↓

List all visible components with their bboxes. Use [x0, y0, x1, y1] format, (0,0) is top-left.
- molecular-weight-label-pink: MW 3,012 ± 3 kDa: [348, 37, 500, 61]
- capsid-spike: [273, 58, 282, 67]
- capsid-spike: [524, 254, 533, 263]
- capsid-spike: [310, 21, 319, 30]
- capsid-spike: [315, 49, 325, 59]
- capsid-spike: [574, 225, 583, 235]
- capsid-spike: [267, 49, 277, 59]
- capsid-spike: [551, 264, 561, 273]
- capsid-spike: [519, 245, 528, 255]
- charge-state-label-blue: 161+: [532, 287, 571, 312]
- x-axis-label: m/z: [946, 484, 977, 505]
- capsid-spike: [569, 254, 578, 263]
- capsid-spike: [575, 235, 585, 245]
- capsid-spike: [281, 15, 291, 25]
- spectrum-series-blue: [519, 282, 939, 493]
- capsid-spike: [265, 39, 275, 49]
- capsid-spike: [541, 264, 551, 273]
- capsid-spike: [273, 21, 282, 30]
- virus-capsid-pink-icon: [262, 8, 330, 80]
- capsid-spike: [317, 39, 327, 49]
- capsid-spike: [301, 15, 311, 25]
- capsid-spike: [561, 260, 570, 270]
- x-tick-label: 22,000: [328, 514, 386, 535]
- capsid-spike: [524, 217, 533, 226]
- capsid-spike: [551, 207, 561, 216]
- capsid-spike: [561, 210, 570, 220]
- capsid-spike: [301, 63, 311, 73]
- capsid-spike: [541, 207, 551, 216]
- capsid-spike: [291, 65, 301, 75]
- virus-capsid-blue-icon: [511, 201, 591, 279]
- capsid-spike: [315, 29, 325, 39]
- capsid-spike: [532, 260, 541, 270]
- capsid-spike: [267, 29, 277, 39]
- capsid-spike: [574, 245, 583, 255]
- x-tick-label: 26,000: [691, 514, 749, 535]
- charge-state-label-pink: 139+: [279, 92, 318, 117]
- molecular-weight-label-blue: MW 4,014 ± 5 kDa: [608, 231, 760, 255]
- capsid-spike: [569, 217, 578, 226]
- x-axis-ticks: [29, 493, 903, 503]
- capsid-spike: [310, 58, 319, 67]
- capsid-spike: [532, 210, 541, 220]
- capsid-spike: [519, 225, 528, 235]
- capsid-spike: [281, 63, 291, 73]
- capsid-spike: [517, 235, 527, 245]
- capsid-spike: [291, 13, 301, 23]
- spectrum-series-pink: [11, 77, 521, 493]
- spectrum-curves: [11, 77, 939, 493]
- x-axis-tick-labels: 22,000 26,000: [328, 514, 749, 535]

↑
↓

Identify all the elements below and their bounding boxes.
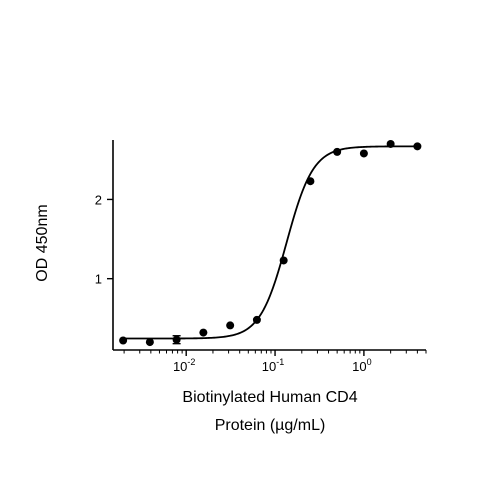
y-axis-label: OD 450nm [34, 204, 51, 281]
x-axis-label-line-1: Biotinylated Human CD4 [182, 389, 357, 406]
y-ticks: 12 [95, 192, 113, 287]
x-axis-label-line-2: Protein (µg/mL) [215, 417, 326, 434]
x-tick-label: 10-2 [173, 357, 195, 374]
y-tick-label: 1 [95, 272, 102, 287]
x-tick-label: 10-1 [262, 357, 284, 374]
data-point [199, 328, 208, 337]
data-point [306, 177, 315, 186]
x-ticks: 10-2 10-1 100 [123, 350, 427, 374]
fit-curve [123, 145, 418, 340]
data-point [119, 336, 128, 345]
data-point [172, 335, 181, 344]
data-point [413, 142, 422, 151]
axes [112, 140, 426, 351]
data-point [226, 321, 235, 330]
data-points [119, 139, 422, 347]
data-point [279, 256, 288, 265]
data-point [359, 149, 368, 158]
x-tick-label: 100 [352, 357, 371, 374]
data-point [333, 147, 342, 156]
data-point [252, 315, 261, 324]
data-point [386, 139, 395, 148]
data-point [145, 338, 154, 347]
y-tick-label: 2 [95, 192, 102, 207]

↑

> _WORK ORDER_
Look through the entries and return each line that has the word "series" in it.

> _EXPECTED ANSWER_
- spectrum-series-blue: [519, 282, 939, 493]
- spectrum-series-pink: [11, 77, 521, 493]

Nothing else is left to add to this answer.